- [MATERIAL SHOWN]:

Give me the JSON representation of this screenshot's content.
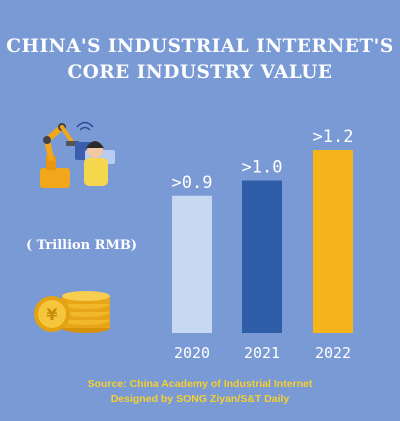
{
  "chart_data": {
    "type": "bar",
    "title_lines": [
      "CHINA'S INDUSTRIAL INTERNET'S",
      "CORE INDUSTRY VALUE"
    ],
    "unit": "( Trillion RMB)",
    "categories": [
      "2020",
      "2021",
      "2022"
    ],
    "values": [
      0.9,
      1.0,
      1.2
    ],
    "value_labels": [
      ">0.9",
      ">1.0",
      ">1.2"
    ],
    "colors": [
      "#C7D9F2",
      "#2F5DA8",
      "#F4B41A"
    ],
    "ylim": [
      0,
      1.2
    ],
    "source": "Source: China Academy of Industrial Internet",
    "credit": "Designed by SONG Ziyan/S&T Daily"
  }
}
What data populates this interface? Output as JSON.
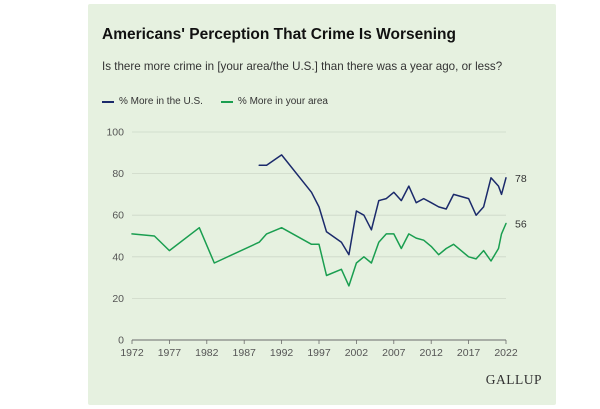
{
  "chart_data": {
    "type": "line",
    "title": "Americans' Perception That Crime Is Worsening",
    "subtitle": "Is there more crime in [your area/the U.S.] than there was a year ago, or less?",
    "xlabel": "",
    "ylabel": "",
    "xlim": [
      1972,
      2022
    ],
    "ylim": [
      0,
      100
    ],
    "xticks": [
      1972,
      1977,
      1982,
      1987,
      1992,
      1997,
      2002,
      2007,
      2012,
      2017,
      2022
    ],
    "yticks": [
      0,
      20,
      40,
      60,
      80,
      100
    ],
    "legend_position": "top-left",
    "series": [
      {
        "name": "% More in the U.S.",
        "color": "#1b2a6b",
        "end_label": "78",
        "points": [
          [
            1989,
            84
          ],
          [
            1990,
            84
          ],
          [
            1992,
            89
          ],
          [
            1996,
            71
          ],
          [
            1997,
            64
          ],
          [
            1998,
            52
          ],
          [
            2000,
            47
          ],
          [
            2001,
            41
          ],
          [
            2002,
            62
          ],
          [
            2003,
            60
          ],
          [
            2004,
            53
          ],
          [
            2005,
            67
          ],
          [
            2006,
            68
          ],
          [
            2007,
            71
          ],
          [
            2008,
            67
          ],
          [
            2009,
            74
          ],
          [
            2010,
            66
          ],
          [
            2011,
            68
          ],
          [
            2012,
            66
          ],
          [
            2013,
            64
          ],
          [
            2014,
            63
          ],
          [
            2015,
            70
          ],
          [
            2016,
            69
          ],
          [
            2017,
            68
          ],
          [
            2018,
            60
          ],
          [
            2019,
            64
          ],
          [
            2020,
            78
          ],
          [
            2021,
            74
          ],
          [
            2021.4,
            70
          ],
          [
            2022,
            78
          ]
        ]
      },
      {
        "name": "% More in your area",
        "color": "#1a9e50",
        "end_label": "56",
        "points": [
          [
            1972,
            51
          ],
          [
            1975,
            50
          ],
          [
            1977,
            43
          ],
          [
            1981,
            54
          ],
          [
            1983,
            37
          ],
          [
            1989,
            47
          ],
          [
            1990,
            51
          ],
          [
            1992,
            54
          ],
          [
            1996,
            46
          ],
          [
            1997,
            46
          ],
          [
            1998,
            31
          ],
          [
            2000,
            34
          ],
          [
            2001,
            26
          ],
          [
            2002,
            37
          ],
          [
            2003,
            40
          ],
          [
            2004,
            37
          ],
          [
            2005,
            47
          ],
          [
            2006,
            51
          ],
          [
            2007,
            51
          ],
          [
            2008,
            44
          ],
          [
            2009,
            51
          ],
          [
            2010,
            49
          ],
          [
            2011,
            48
          ],
          [
            2012,
            45
          ],
          [
            2013,
            41
          ],
          [
            2014,
            44
          ],
          [
            2015,
            46
          ],
          [
            2016,
            43
          ],
          [
            2017,
            40
          ],
          [
            2018,
            39
          ],
          [
            2019,
            43
          ],
          [
            2020,
            38
          ],
          [
            2021,
            44
          ],
          [
            2021.4,
            51
          ],
          [
            2022,
            56
          ]
        ]
      }
    ]
  },
  "brand": "GALLUP",
  "colors": {
    "background": "#e6f1e0",
    "grid": "#cdd8c8",
    "axis": "#6b6b6b",
    "tick_text": "#555555"
  }
}
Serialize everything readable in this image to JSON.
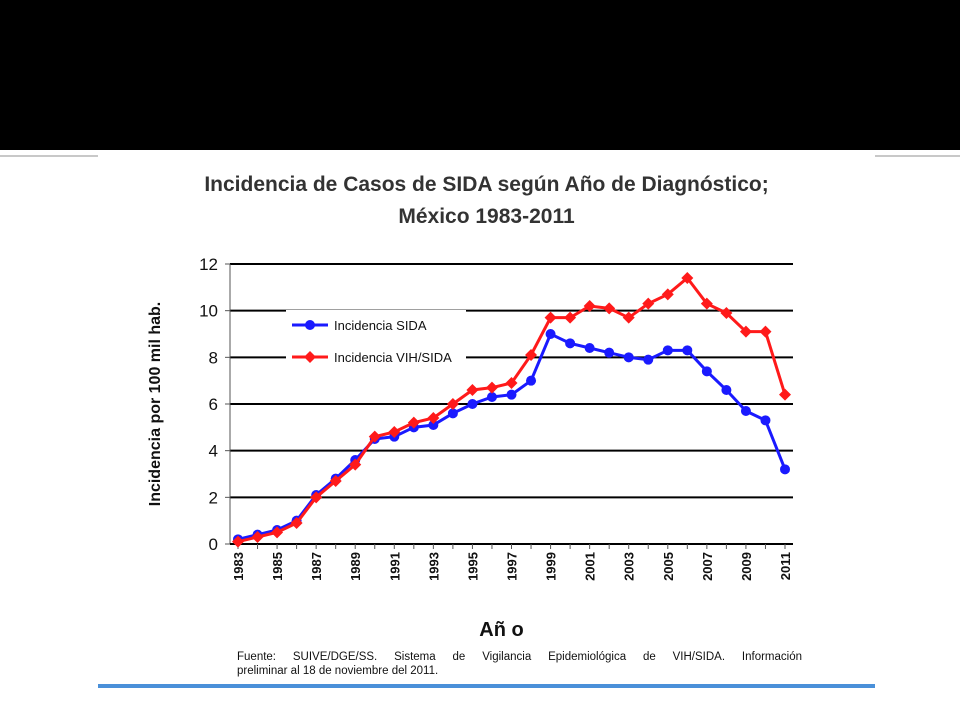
{
  "chart_data": {
    "type": "line",
    "title_line1": "Incidencia de Casos de SIDA según Año de Diagnóstico;",
    "title_line2": "México 1983-2011",
    "xlabel": "Añ o",
    "ylabel": "Incidencia por 100 mil hab.",
    "ylim": [
      0,
      12
    ],
    "yticks": [
      0,
      2,
      4,
      6,
      8,
      10,
      12
    ],
    "xlim": [
      1983,
      2011
    ],
    "xtick_labels": [
      "1983",
      "1985",
      "1987",
      "1989",
      "1991",
      "1993",
      "1995",
      "1997",
      "1999",
      "2001",
      "2003",
      "2005",
      "2007",
      "2009",
      "2011"
    ],
    "grid": "horizontal",
    "legend_position": "upper-left",
    "x": [
      1983,
      1984,
      1985,
      1986,
      1987,
      1988,
      1989,
      1990,
      1991,
      1992,
      1993,
      1994,
      1995,
      1996,
      1997,
      1998,
      1999,
      2000,
      2001,
      2002,
      2003,
      2004,
      2005,
      2006,
      2007,
      2008,
      2009,
      2010,
      2011
    ],
    "series": [
      {
        "name": "Incidencia SIDA",
        "color": "#1a1aff",
        "marker": "circle",
        "values": [
          0.2,
          0.4,
          0.6,
          1.0,
          2.1,
          2.8,
          3.6,
          4.5,
          4.6,
          5.0,
          5.1,
          5.6,
          6.0,
          6.3,
          6.4,
          7.0,
          9.0,
          8.6,
          8.4,
          8.2,
          8.0,
          7.9,
          8.3,
          8.3,
          7.4,
          6.6,
          5.7,
          5.3,
          3.2
        ]
      },
      {
        "name": "Incidencia VIH/SIDA",
        "color": "#ff1a1a",
        "marker": "diamond",
        "values": [
          0.1,
          0.3,
          0.5,
          0.9,
          2.0,
          2.7,
          3.4,
          4.6,
          4.8,
          5.2,
          5.4,
          6.0,
          6.6,
          6.7,
          6.9,
          8.1,
          9.7,
          9.7,
          10.2,
          10.1,
          9.7,
          10.3,
          10.7,
          11.4,
          10.3,
          9.9,
          9.1,
          9.1,
          6.4
        ]
      }
    ]
  },
  "source_note": {
    "line1": "Fuente: SUIVE/DGE/SS. Sistema de Vigilancia Epidemiológica de VIH/SIDA. Información",
    "line2": "preliminar al 18 de noviembre del 2011."
  }
}
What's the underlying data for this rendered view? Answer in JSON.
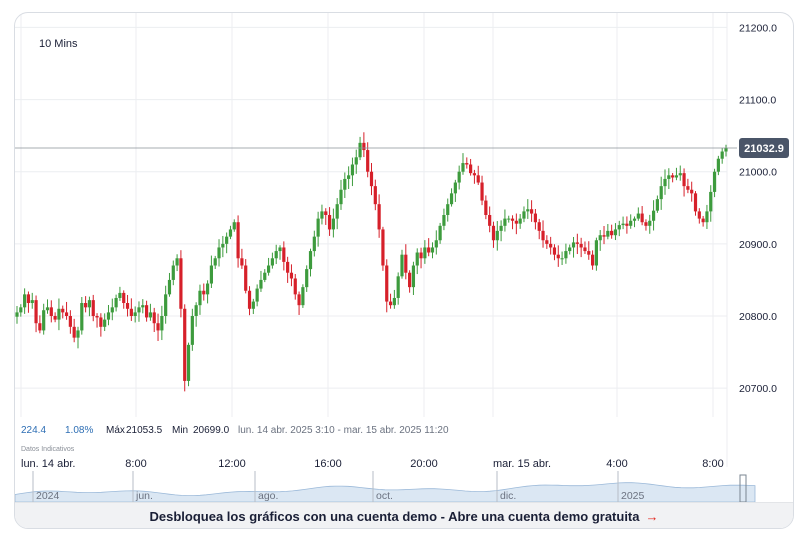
{
  "interval_label": "10 Mins",
  "price_label": "21032.9",
  "stats": {
    "change": "224.4",
    "change_pct": "1.08%",
    "max_label": "Máx",
    "max_value": "21053.5",
    "min_label": "Min",
    "min_value": "20699.0",
    "range": "lun. 14 abr. 2025 3:10 - mar. 15 abr. 2025 11:20"
  },
  "disclaimer": "Datos Indicativos",
  "time_labels": [
    "lun. 14 abr.",
    "8:00",
    "12:00",
    "16:00",
    "20:00",
    "mar. 15 abr.",
    "4:00",
    "8:00"
  ],
  "navigator_labels": [
    "2024",
    "jun.",
    "ago.",
    "oct.",
    "dic.",
    "2025"
  ],
  "cta": {
    "text": "Desbloquea los gráficos con una cuenta demo - Abre una cuenta demo gratuita",
    "arrow": "→"
  },
  "colors": {
    "up": "#3d9b3d",
    "down": "#d6202a",
    "price_tag": "#4a5568",
    "accent_blue": "#2d6eb4"
  },
  "chart_data": {
    "type": "candlestick",
    "interval": "10 Mins",
    "ylim": [
      20660,
      21220
    ],
    "y_ticks": [
      20700,
      20800,
      20900,
      21000,
      21100,
      21200
    ],
    "last_price": 21032.9,
    "high": 21053.5,
    "low": 20699.0,
    "x_ticks": [
      "lun. 14 abr.",
      "8:00",
      "12:00",
      "16:00",
      "20:00",
      "mar. 15 abr.",
      "4:00",
      "8:00"
    ],
    "series": [
      {
        "values": [
          20805,
          20812,
          20830,
          20818,
          20822,
          20790,
          20780,
          20808,
          20812,
          20800,
          20795,
          20810,
          20805,
          20800,
          20785,
          20770,
          20780,
          20818,
          20812,
          20822,
          20800,
          20798,
          20785,
          20795,
          20805,
          20812,
          20825,
          20832,
          20818,
          20810,
          20800,
          20805,
          20812,
          20815,
          20798,
          20805,
          20790,
          20780,
          20800,
          20830,
          20850,
          20870,
          20880,
          20810,
          20710,
          20760,
          20800,
          20815,
          20835,
          20830,
          20845,
          20870,
          20880,
          20895,
          20900,
          20910,
          20920,
          20930,
          20880,
          20870,
          20835,
          20810,
          20820,
          20838,
          20850,
          20860,
          20870,
          20880,
          20890,
          20895,
          20875,
          20860,
          20852,
          20830,
          20815,
          20840,
          20865,
          20890,
          20910,
          20935,
          20945,
          20940,
          20920,
          20935,
          20955,
          20975,
          20990,
          20995,
          21010,
          21020,
          21040,
          21030,
          21000,
          20980,
          20955,
          20920,
          20870,
          20820,
          20815,
          20825,
          20855,
          20885,
          20860,
          20840,
          20870,
          20888,
          20880,
          20895,
          20888,
          20895,
          20905,
          20925,
          20940,
          20955,
          20970,
          20985,
          21000,
          21012,
          21010,
          20998,
          20995,
          20985,
          20960,
          20940,
          20925,
          20905,
          20918,
          20925,
          20935,
          20935,
          20932,
          20928,
          20935,
          20945,
          20948,
          20942,
          20930,
          20918,
          20905,
          20900,
          20895,
          20885,
          20880,
          20880,
          20890,
          20895,
          20902,
          20900,
          20895,
          20890,
          20885,
          20870,
          20905,
          20912,
          20910,
          20918,
          20912,
          20920,
          20926,
          20928,
          20925,
          20932,
          20935,
          20942,
          20930,
          20925,
          20932,
          20946,
          20962,
          20980,
          20990,
          20995,
          20992,
          20995,
          20998,
          20980,
          20975,
          20970,
          20945,
          20935,
          20930,
          20945,
          20972,
          21000,
          21018,
          21028,
          21033
        ]
      }
    ]
  }
}
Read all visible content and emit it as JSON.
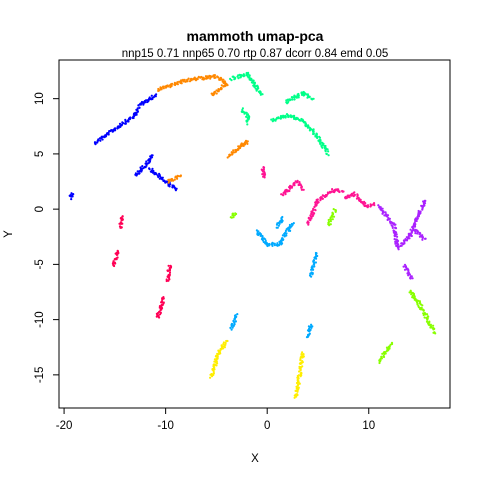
{
  "chart_data": {
    "type": "scatter",
    "title": "mammoth umap-pca",
    "subtitle": "nnp15 0.71 nnp65 0.70 rtp 0.87 dcorr 0.84 emd 0.05",
    "xlabel": "X",
    "ylabel": "Y",
    "xlim": [
      -20.5,
      18
    ],
    "ylim": [
      -18,
      13.5
    ],
    "xticks": [
      -20,
      -10,
      0,
      10
    ],
    "yticks": [
      -15,
      -10,
      -5,
      0,
      5,
      10
    ],
    "grid": false,
    "legend": "none",
    "point_shape": "filled-circle",
    "series": [
      {
        "color": "#0000FF",
        "segments": [
          [
            [
              -17,
              6
            ],
            [
              -13,
              8.5
            ],
            [
              -12.5,
              9.5
            ],
            [
              -11,
              10.3
            ]
          ],
          [
            [
              -19.4,
              1
            ],
            [
              -19.1,
              1.4
            ]
          ],
          [
            [
              -13,
              3
            ],
            [
              -11.7,
              4.3
            ],
            [
              -11.3,
              4.8
            ]
          ],
          [
            [
              -11.5,
              3.6
            ],
            [
              -10,
              2.5
            ],
            [
              -9,
              1.8
            ]
          ]
        ]
      },
      {
        "color": "#FF0055",
        "segments": [
          [
            [
              -14.5,
              -1.8
            ],
            [
              -14.2,
              -0.6
            ]
          ],
          [
            [
              -15.2,
              -5.2
            ],
            [
              -14.7,
              -3.8
            ]
          ],
          [
            [
              -10.8,
              -9.8
            ],
            [
              -10.2,
              -8
            ]
          ],
          [
            [
              -9.8,
              -6.5
            ],
            [
              -9.6,
              -5.1
            ]
          ]
        ]
      },
      {
        "color": "#FF8800",
        "segments": [
          [
            [
              -10.8,
              10.8
            ],
            [
              -8.5,
              11.5
            ],
            [
              -7,
              11.8
            ],
            [
              -5,
              12
            ],
            [
              -4,
              11.3
            ],
            [
              -5.5,
              10.3
            ]
          ],
          [
            [
              -3.8,
              4.8
            ],
            [
              -2,
              6.1
            ],
            [
              -2.6,
              5.7
            ]
          ],
          [
            [
              -9.8,
              2.5
            ],
            [
              -8.6,
              3
            ]
          ]
        ]
      },
      {
        "color": "#00FF88",
        "segments": [
          [
            [
              -3.5,
              11.8
            ],
            [
              -2,
              12.2
            ],
            [
              -1,
              11
            ],
            [
              -0.5,
              10.3
            ]
          ],
          [
            [
              -2.5,
              9
            ],
            [
              -1.8,
              8.3
            ],
            [
              -2,
              7.8
            ]
          ],
          [
            [
              0.5,
              8
            ],
            [
              2,
              8.5
            ],
            [
              3.5,
              8
            ],
            [
              5,
              6.5
            ],
            [
              6,
              5
            ]
          ],
          [
            [
              1.8,
              9.7
            ],
            [
              3.5,
              10.5
            ],
            [
              4.5,
              10
            ]
          ]
        ]
      },
      {
        "color": "#FF1493",
        "segments": [
          [
            [
              -0.5,
              3.8
            ],
            [
              -0.3,
              2.9
            ]
          ],
          [
            [
              1.5,
              1.3
            ],
            [
              3,
              2.5
            ],
            [
              3.5,
              1.8
            ]
          ],
          [
            [
              4,
              -1.3
            ],
            [
              5,
              0.8
            ],
            [
              6.7,
              1.8
            ],
            [
              7.5,
              1.5
            ]
          ],
          [
            [
              7.7,
              0.9
            ],
            [
              8.5,
              1.4
            ],
            [
              9.8,
              0.3
            ],
            [
              10.5,
              0.5
            ]
          ]
        ]
      },
      {
        "color": "#AA22FF",
        "segments": [
          [
            [
              11,
              0.3
            ],
            [
              12.5,
              -1.5
            ],
            [
              12.8,
              -3.5
            ],
            [
              14,
              -2.5
            ],
            [
              15.5,
              0.8
            ]
          ],
          [
            [
              14.5,
              -1.9
            ],
            [
              15.5,
              -2.8
            ]
          ],
          [
            [
              13.5,
              -5
            ],
            [
              14.2,
              -6.3
            ]
          ]
        ]
      },
      {
        "color": "#88FF00",
        "segments": [
          [
            [
              -3.5,
              -0.7
            ],
            [
              -3.2,
              -0.3
            ]
          ],
          [
            [
              6,
              -1.5
            ],
            [
              6.7,
              0
            ]
          ],
          [
            [
              14,
              -7.5
            ],
            [
              14.8,
              -8.3
            ],
            [
              16.5,
              -11.2
            ]
          ],
          [
            [
              11,
              -13.8
            ],
            [
              12.3,
              -12.2
            ]
          ]
        ]
      },
      {
        "color": "#00AAFF",
        "segments": [
          [
            [
              -3.5,
              -10.8
            ],
            [
              -3,
              -9.5
            ]
          ],
          [
            [
              -1,
              -2
            ],
            [
              0,
              -3.2
            ],
            [
              1.2,
              -3.2
            ],
            [
              2.5,
              -1.3
            ]
          ],
          [
            [
              1,
              -1.6
            ],
            [
              1.5,
              -0.8
            ]
          ],
          [
            [
              4.3,
              -6
            ],
            [
              4.9,
              -4
            ]
          ],
          [
            [
              4,
              -11.5
            ],
            [
              4.3,
              -10.5
            ]
          ]
        ]
      },
      {
        "color": "#FFEE00",
        "segments": [
          [
            [
              -5.5,
              -15.2
            ],
            [
              -4.8,
              -13
            ],
            [
              -4,
              -12
            ]
          ],
          [
            [
              2.8,
              -17
            ],
            [
              3.2,
              -15
            ],
            [
              3.5,
              -13
            ]
          ]
        ]
      }
    ]
  }
}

- [TO BE DONE]: Copy every line in the records above that contains the word "left".

- [RESULT FOR THIS EXERCISE]:
    "legend_position": "top-left",
    "legend_position": "upper-left",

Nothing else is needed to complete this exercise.